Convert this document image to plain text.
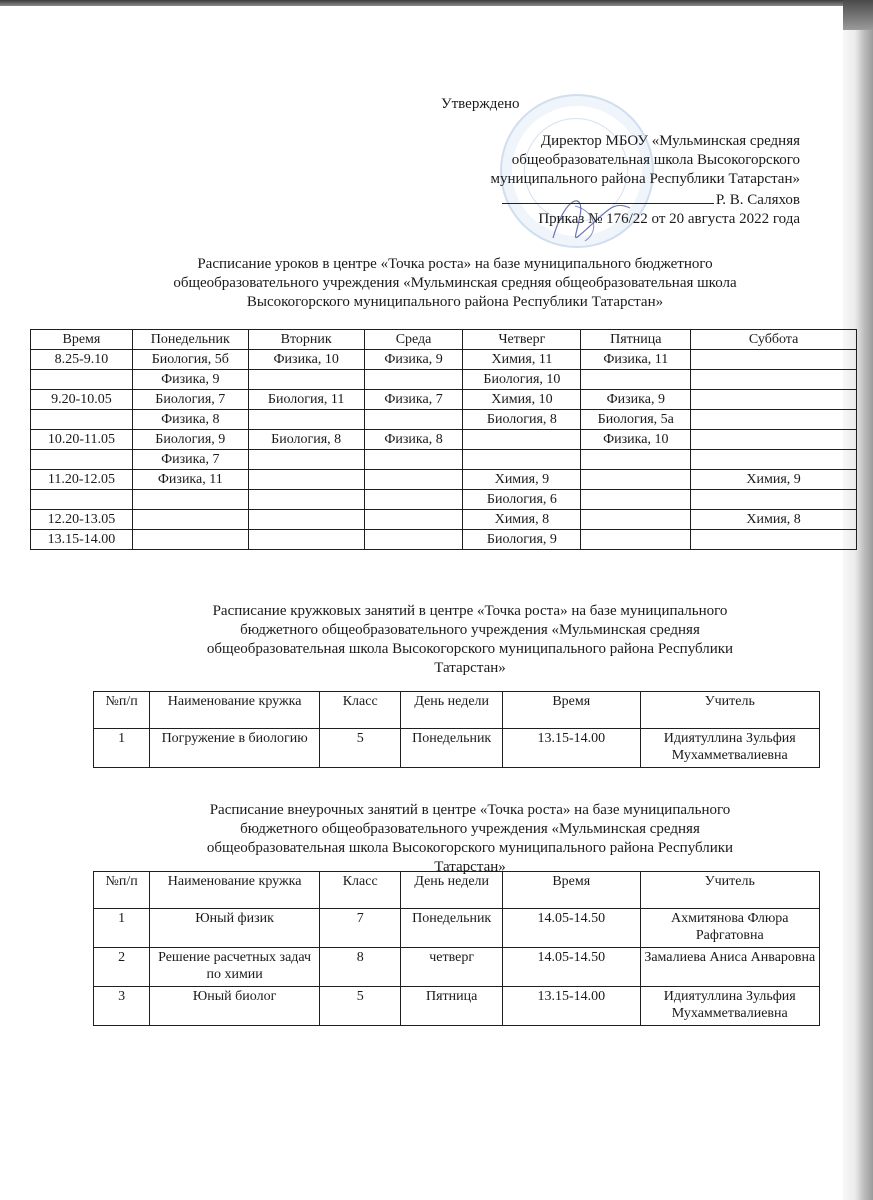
Утверждено
Директор МБОУ «Мульминская средняя
общеобразовательная школа Высокогорского
муниципального района Республики Татарстан»
Р. В. Саляхов
Приказ № 176/22 от 20 августа 2022 года
Расписание уроков в центре «Точка роста» на базе муниципального бюджетного
общеобразовательного учреждения «Мульминская средняя общеобразовательная школа
Высокогорского муниципального района Республики Татарстан»
Время	Понедельник	Вторник	Среда	Четверг	Пятница	Суббота
8.25-9.10	Биология, 5б	Физика, 10	Физика, 9	Химия, 11	Физика, 11	
	Физика, 9			Биология, 10		
9.20-10.05	Биология, 7	Биология, 11	Физика, 7	Химия, 10	Физика, 9	
	Физика, 8			Биология, 8	Биология, 5а	
10.20-11.05	Биология, 9	Биология, 8	Физика, 8		Физика, 10	
	Физика, 7					
11.20-12.05	Физика, 11			Химия, 9		Химия, 9
				Биология, 6		
12.20-13.05				Химия, 8		Химия, 8
13.15-14.00				Биология, 9		
Расписание кружковых занятий в центре «Точка роста» на базе муниципального
бюджетного общеобразовательного учреждения «Мульминская средняя
общеобразовательная школа Высокогорского муниципального района Республики
Татарстан»
№п/п	Наименование кружка	Класс	День недели	Время	Учитель
1	Погружение в биологию	5	Понедельник	13.15-14.00	Идиятуллина Зульфия Мухамметвалиевна
Расписание внеурочных занятий в центре «Точка роста» на базе муниципального
бюджетного общеобразовательного учреждения «Мульминская средняя
общеобразовательная школа Высокогорского муниципального района Республики
Татарстан»
№п/п	Наименование кружка	Класс	День недели	Время	Учитель
1	Юный физик	7	Понедельник	14.05-14.50	Ахмитянова Флюра Рафгатовна
2	Решение расчетных задач по химии	8	четверг	14.05-14.50	Замалиева Аниса Анваровна
3	Юный биолог	5	Пятница	13.15-14.00	Идиятуллина Зульфия Мухамметвалиевна
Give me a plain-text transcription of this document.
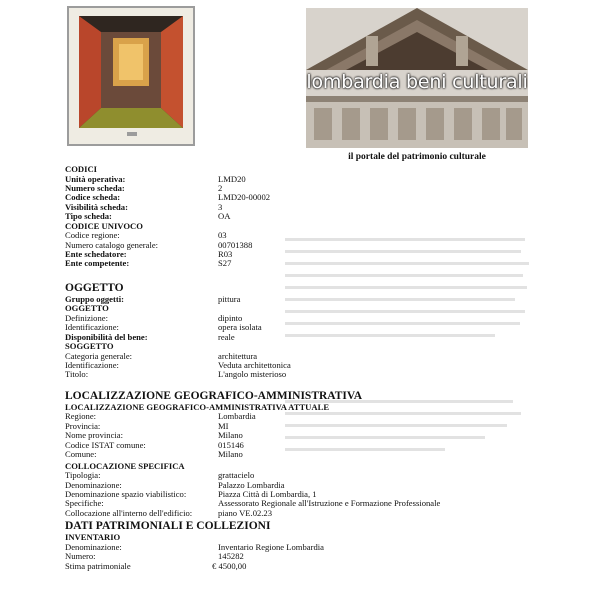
lombardia beni culturali
il portale del patrimonio culturale
CODICI
Unità operativa:	LMD20
Numero scheda:	2
Codice scheda:	LMD20-00002
Visibilità scheda:	3
Tipo scheda:	OA
CODICE UNIVOCO
Codice regione:	03
Numero catalogo generale:	00701388
Ente schedatore:	R03
Ente competente:	S27
OGGETTO
Gruppo oggetti:	pittura
OGGETTO
Definizione:	dipinto
Identificazione:	opera isolata
Disponibilità del bene:	reale
SOGGETTO
Categoria generale:	architettura
Identificazione:	Veduta architettonica
Titolo:	L'angolo misterioso
LOCALIZZAZIONE GEOGRAFICO-AMMINISTRATIVA
LOCALIZZAZIONE GEOGRAFICO-AMMINISTRATIVA ATTUALE
Regione:	Lombardia
Provincia:	MI
Nome provincia:	Milano
Codice ISTAT comune:	015146
Comune:	Milano
COLLOCAZIONE SPECIFICA
Tipologia:	grattacielo
Denominazione:	Palazzo Lombardia
Denominazione spazio viabilistico:	Piazza Città di Lombardia, 1
Specifiche:	Assessorato Regionale all'Istruzione e Formazione Professionale
Collocazione all'interno dell'edificio:	piano VE.02.23
DATI PATRIMONIALI E COLLEZIONI
INVENTARIO
Denominazione:	Inventario Regione Lombardia
Numero:	145282
Stima patrimoniale	€ 4500,00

----------------------------------------

• **Your task**: Count how many lines contain "роста" and give only that count.

• **Solution**: 3